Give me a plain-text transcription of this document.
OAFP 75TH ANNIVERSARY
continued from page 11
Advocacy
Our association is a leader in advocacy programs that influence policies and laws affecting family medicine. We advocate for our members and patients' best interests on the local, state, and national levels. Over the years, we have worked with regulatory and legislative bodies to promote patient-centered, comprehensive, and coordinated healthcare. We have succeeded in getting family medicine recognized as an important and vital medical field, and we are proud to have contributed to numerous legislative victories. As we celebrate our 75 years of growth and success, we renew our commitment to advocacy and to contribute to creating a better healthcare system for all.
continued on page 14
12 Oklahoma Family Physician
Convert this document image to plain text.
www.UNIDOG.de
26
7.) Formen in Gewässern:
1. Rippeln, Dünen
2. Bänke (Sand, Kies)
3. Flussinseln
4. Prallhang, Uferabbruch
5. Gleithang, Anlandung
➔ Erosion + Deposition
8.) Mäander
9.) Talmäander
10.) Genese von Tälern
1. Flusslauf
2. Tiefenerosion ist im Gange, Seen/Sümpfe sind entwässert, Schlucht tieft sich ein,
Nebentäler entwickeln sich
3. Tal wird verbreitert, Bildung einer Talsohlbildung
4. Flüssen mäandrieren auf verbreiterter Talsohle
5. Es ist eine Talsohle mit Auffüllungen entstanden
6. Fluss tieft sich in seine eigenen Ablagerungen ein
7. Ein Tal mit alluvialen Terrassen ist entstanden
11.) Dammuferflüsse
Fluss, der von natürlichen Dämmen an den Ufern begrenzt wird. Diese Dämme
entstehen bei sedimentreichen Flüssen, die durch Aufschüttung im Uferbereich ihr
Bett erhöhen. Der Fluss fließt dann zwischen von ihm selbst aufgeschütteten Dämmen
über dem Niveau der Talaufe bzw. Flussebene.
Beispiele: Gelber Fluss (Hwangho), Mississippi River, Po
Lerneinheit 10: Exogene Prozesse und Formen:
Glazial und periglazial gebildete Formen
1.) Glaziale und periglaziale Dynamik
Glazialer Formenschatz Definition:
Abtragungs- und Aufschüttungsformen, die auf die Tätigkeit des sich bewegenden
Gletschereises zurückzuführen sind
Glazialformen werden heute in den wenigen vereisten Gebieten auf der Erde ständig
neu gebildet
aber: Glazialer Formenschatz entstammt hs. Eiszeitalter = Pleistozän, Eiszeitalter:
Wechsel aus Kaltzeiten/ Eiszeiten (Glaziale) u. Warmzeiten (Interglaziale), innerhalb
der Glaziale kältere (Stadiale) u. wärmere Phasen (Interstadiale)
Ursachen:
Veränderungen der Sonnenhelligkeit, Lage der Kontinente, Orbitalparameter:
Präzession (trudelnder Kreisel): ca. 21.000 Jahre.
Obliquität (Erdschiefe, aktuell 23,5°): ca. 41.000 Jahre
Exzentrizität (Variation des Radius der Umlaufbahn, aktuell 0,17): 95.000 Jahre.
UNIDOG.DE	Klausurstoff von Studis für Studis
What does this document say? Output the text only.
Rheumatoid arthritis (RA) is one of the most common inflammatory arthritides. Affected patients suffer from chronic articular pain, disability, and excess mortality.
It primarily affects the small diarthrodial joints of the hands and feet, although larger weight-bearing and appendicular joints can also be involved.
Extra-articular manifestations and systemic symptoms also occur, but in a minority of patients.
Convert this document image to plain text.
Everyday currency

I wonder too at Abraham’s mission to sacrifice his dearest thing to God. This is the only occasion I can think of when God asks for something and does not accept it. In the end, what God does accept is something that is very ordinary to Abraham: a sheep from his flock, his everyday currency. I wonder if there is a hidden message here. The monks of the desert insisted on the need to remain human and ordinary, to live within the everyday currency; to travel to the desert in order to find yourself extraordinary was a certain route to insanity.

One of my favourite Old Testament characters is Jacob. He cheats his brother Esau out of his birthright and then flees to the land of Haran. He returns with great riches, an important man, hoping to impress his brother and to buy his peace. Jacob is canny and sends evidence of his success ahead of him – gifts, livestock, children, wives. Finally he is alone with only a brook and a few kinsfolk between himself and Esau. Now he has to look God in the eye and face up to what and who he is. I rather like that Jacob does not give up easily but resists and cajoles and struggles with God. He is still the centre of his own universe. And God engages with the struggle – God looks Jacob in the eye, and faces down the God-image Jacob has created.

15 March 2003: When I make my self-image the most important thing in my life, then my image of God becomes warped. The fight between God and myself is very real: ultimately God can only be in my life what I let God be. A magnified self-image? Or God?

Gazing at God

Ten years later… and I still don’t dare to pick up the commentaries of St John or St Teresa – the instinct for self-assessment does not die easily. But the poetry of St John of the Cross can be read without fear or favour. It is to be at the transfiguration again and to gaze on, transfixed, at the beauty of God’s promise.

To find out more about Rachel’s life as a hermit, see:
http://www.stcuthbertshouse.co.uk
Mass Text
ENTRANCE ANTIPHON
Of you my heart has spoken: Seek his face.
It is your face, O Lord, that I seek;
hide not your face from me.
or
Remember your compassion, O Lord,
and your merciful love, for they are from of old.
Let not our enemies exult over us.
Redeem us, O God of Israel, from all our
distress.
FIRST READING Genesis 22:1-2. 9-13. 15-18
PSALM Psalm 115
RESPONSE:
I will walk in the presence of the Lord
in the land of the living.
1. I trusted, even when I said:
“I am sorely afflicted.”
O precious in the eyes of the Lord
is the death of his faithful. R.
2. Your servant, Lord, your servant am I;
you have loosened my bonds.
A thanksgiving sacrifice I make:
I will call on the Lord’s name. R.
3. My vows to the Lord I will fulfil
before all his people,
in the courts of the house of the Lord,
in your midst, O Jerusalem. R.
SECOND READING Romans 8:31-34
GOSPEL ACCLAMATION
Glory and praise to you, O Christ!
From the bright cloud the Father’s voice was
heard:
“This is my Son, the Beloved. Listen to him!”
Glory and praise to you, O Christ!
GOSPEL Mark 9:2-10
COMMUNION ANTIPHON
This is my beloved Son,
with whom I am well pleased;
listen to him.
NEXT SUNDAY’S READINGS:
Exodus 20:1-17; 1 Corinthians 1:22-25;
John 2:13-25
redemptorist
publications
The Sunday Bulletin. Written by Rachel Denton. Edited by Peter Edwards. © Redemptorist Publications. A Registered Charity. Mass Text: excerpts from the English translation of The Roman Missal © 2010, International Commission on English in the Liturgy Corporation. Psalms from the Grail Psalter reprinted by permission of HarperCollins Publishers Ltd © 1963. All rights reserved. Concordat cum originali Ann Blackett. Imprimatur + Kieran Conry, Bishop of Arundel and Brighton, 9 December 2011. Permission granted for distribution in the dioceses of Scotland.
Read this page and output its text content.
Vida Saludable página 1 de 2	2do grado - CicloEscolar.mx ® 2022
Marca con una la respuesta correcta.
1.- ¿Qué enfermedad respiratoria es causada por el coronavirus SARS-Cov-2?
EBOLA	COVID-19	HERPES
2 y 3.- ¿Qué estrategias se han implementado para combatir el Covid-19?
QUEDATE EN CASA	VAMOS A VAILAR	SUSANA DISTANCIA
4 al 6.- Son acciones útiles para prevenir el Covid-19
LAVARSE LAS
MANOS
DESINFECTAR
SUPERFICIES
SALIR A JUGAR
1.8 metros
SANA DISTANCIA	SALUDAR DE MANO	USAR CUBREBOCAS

----

WHAT YOU ARE ASKED TO DO: The listing above has to be repeated exactly, down to the last line.

SOLUTION FOR THIS TASK:
Give me a plain-text transcription of this document.
OAFP 75TH ANNIVERSARY
continued from page 11
Advocacy
Our association is a leader in advocacy programs that influence policies and laws affecting family medicine. We advocate for our members and patients' best interests on the local, state, and national levels. Over the years, we have worked with regulatory and legislative bodies to promote patient-centered, comprehensive, and coordinated healthcare. We have succeeded in getting family medicine recognized as an important and vital medical field, and we are proud to have contributed to numerous legislative victories. As we celebrate our 75 years of growth and success, we renew our commitment to advocacy and to contribute to creating a better healthcare system for all.
continued on page 14
12 Oklahoma Family Physician
Convert this document image to plain text.
www.UNIDOG.de
26
7.) Formen in Gewässern:
1. Rippeln, Dünen
2. Bänke (Sand, Kies)
3. Flussinseln
4. Prallhang, Uferabbruch
5. Gleithang, Anlandung
➔ Erosion + Deposition
8.) Mäander
9.) Talmäander
10.) Genese von Tälern
1. Flusslauf
2. Tiefenerosion ist im Gange, Seen/Sümpfe sind entwässert, Schlucht tieft sich ein,
Nebentäler entwickeln sich
3. Tal wird verbreitert, Bildung einer Talsohlbildung
4. Flüssen mäandrieren auf verbreiterter Talsohle
5. Es ist eine Talsohle mit Auffüllungen entstanden
6. Fluss tieft sich in seine eigenen Ablagerungen ein
7. Ein Tal mit alluvialen Terrassen ist entstanden
11.) Dammuferflüsse
Fluss, der von natürlichen Dämmen an den Ufern begrenzt wird. Diese Dämme
entstehen bei sedimentreichen Flüssen, die durch Aufschüttung im Uferbereich ihr
Bett erhöhen. Der Fluss fließt dann zwischen von ihm selbst aufgeschütteten Dämmen
über dem Niveau der Talaufe bzw. Flussebene.
Beispiele: Gelber Fluss (Hwangho), Mississippi River, Po
Lerneinheit 10: Exogene Prozesse und Formen:
Glazial und periglazial gebildete Formen
1.) Glaziale und periglaziale Dynamik
Glazialer Formenschatz Definition:
Abtragungs- und Aufschüttungsformen, die auf die Tätigkeit des sich bewegenden
Gletschereises zurückzuführen sind
Glazialformen werden heute in den wenigen vereisten Gebieten auf der Erde ständig
neu gebildet
aber: Glazialer Formenschatz entstammt hs. Eiszeitalter = Pleistozän, Eiszeitalter:
Wechsel aus Kaltzeiten/ Eiszeiten (Glaziale) u. Warmzeiten (Interglaziale), innerhalb
der Glaziale kältere (Stadiale) u. wärmere Phasen (Interstadiale)
Ursachen:
Veränderungen der Sonnenhelligkeit, Lage der Kontinente, Orbitalparameter:
Präzession (trudelnder Kreisel): ca. 21.000 Jahre.
Obliquität (Erdschiefe, aktuell 23,5°): ca. 41.000 Jahre
Exzentrizität (Variation des Radius der Umlaufbahn, aktuell 0,17): 95.000 Jahre.
UNIDOG.DE	Klausurstoff von Studis für Studis
What does this document say? Output the text only.
Rheumatoid arthritis (RA) is one of the most common inflammatory arthritides. Affected patients suffer from chronic articular pain, disability, and excess mortality.
It primarily affects the small diarthrodial joints of the hands and feet, although larger weight-bearing and appendicular joints can also be involved.
Extra-articular manifestations and systemic symptoms also occur, but in a minority of patients.
Convert this document image to plain text.
Everyday currency

I wonder too at Abraham’s mission to sacrifice his dearest thing to God. This is the only occasion I can think of when God asks for something and does not accept it. In the end, what God does accept is something that is very ordinary to Abraham: a sheep from his flock, his everyday currency. I wonder if there is a hidden message here. The monks of the desert insisted on the need to remain human and ordinary, to live within the everyday currency; to travel to the desert in order to find yourself extraordinary was a certain route to insanity.

One of my favourite Old Testament characters is Jacob. He cheats his brother Esau out of his birthright and then flees to the land of Haran. He returns with great riches, an important man, hoping to impress his brother and to buy his peace. Jacob is canny and sends evidence of his success ahead of him – gifts, livestock, children, wives. Finally he is alone with only a brook and a few kinsfolk between himself and Esau. Now he has to look God in the eye and face up to what and who he is. I rather like that Jacob does not give up easily but resists and cajoles and struggles with God. He is still the centre of his own universe. And God engages with the struggle – God looks Jacob in the eye, and faces down the God-image Jacob has created.

15 March 2003: When I make my self-image the most important thing in my life, then my image of God becomes warped. The fight between God and myself is very real: ultimately God can only be in my life what I let God be. A magnified self-image? Or God?

Gazing at God

Ten years later… and I still don’t dare to pick up the commentaries of St John or St Teresa – the instinct for self-assessment does not die easily. But the poetry of St John of the Cross can be read without fear or favour. It is to be at the transfiguration again and to gaze on, transfixed, at the beauty of God’s promise.

To find out more about Rachel’s life as a hermit, see:
http://www.stcuthbertshouse.co.uk
Mass Text
ENTRANCE ANTIPHON
Of you my heart has spoken: Seek his face.
It is your face, O Lord, that I seek;
hide not your face from me.
or
Remember your compassion, O Lord,
and your merciful love, for they are from of old.
Let not our enemies exult over us.
Redeem us, O God of Israel, from all our
distress.
FIRST READING Genesis 22:1-2. 9-13. 15-18
PSALM Psalm 115
RESPONSE:
I will walk in the presence of the Lord
in the land of the living.
1. I trusted, even when I said:
“I am sorely afflicted.”
O precious in the eyes of the Lord
is the death of his faithful. R.
2. Your servant, Lord, your servant am I;
you have loosened my bonds.
A thanksgiving sacrifice I make:
I will call on the Lord’s name. R.
3. My vows to the Lord I will fulfil
before all his people,
in the courts of the house of the Lord,
in your midst, O Jerusalem. R.
SECOND READING Romans 8:31-34
GOSPEL ACCLAMATION
Glory and praise to you, O Christ!
From the bright cloud the Father’s voice was
heard:
“This is my Son, the Beloved. Listen to him!”
Glory and praise to you, O Christ!
GOSPEL Mark 9:2-10
COMMUNION ANTIPHON
This is my beloved Son,
with whom I am well pleased;
listen to him.
NEXT SUNDAY’S READINGS:
Exodus 20:1-17; 1 Corinthians 1:22-25;
John 2:13-25
redemptorist
publications
The Sunday Bulletin. Written by Rachel Denton. Edited by Peter Edwards. © Redemptorist Publications. A Registered Charity. Mass Text: excerpts from the English translation of The Roman Missal © 2010, International Commission on English in the Liturgy Corporation. Psalms from the Grail Psalter reprinted by permission of HarperCollins Publishers Ltd © 1963. All rights reserved. Concordat cum originali Ann Blackett. Imprimatur + Kieran Conry, Bishop of Arundel and Brighton, 9 December 2011. Permission granted for distribution in the dioceses of Scotland.
Read this page and output its text content.
Vida Saludable página 1 de 2	2do grado - CicloEscolar.mx ® 2022
Marca con una la respuesta correcta.
1.- ¿Qué enfermedad respiratoria es causada por el coronavirus SARS-Cov-2?
EBOLA	COVID-19	HERPES
2 y 3.- ¿Qué estrategias se han implementado para combatir el Covid-19?
QUEDATE EN CASA	VAMOS A VAILAR	SUSANA DISTANCIA
4 al 6.- Son acciones útiles para prevenir el Covid-19
LAVARSE LAS
MANOS
DESINFECTAR
SUPERFICIES
SALIR A JUGAR
1.8 metros
SANA DISTANCIA	SALUDAR DE MANO	USAR CUBREBOCAS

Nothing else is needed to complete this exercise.